═══ Data excerpts

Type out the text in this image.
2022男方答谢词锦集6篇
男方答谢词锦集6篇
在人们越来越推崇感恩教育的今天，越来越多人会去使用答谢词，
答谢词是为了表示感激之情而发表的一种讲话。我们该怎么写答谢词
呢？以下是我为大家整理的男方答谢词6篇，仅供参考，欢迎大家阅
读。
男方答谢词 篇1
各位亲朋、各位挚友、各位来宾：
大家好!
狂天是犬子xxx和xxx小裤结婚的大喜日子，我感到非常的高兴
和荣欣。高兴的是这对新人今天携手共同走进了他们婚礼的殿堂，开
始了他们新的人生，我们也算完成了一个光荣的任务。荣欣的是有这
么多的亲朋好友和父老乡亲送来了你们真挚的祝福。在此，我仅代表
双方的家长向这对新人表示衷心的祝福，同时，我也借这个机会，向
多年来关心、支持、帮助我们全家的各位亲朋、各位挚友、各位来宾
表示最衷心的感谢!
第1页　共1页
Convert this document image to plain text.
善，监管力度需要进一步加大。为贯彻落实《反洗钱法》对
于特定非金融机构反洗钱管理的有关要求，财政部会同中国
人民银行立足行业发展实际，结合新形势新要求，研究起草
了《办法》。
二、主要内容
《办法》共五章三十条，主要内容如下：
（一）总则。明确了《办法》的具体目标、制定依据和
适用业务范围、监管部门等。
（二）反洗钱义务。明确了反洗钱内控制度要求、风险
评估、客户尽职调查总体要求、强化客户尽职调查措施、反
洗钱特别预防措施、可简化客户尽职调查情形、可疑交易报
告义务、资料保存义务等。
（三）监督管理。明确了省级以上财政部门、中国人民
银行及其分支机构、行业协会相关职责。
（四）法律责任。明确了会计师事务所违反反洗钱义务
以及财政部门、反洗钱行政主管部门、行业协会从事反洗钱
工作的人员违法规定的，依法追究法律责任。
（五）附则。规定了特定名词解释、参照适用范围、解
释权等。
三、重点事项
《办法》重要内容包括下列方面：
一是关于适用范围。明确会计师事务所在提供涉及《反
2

══════

What to produce:
Give again only the lines of the material above that run from the one with "Convert this document image to plain text." through the end, both included, exactly as they appear.

Answer for this exercise:
Convert this document image to plain text.
善，监管力度需要进一步加大。为贯彻落实《反洗钱法》对
于特定非金融机构反洗钱管理的有关要求，财政部会同中国
人民银行立足行业发展实际，结合新形势新要求，研究起草
了《办法》。
二、主要内容
《办法》共五章三十条，主要内容如下：
（一）总则。明确了《办法》的具体目标、制定依据和
适用业务范围、监管部门等。
（二）反洗钱义务。明确了反洗钱内控制度要求、风险
评估、客户尽职调查总体要求、强化客户尽职调查措施、反
洗钱特别预防措施、可简化客户尽职调查情形、可疑交易报
告义务、资料保存义务等。
（三）监督管理。明确了省级以上财政部门、中国人民
银行及其分支机构、行业协会相关职责。
（四）法律责任。明确了会计师事务所违反反洗钱义务
以及财政部门、反洗钱行政主管部门、行业协会从事反洗钱
工作的人员违法规定的，依法追究法律责任。
（五）附则。规定了特定名词解释、参照适用范围、解
释权等。
三、重点事项
《办法》重要内容包括下列方面：
一是关于适用范围。明确会计师事务所在提供涉及《反
2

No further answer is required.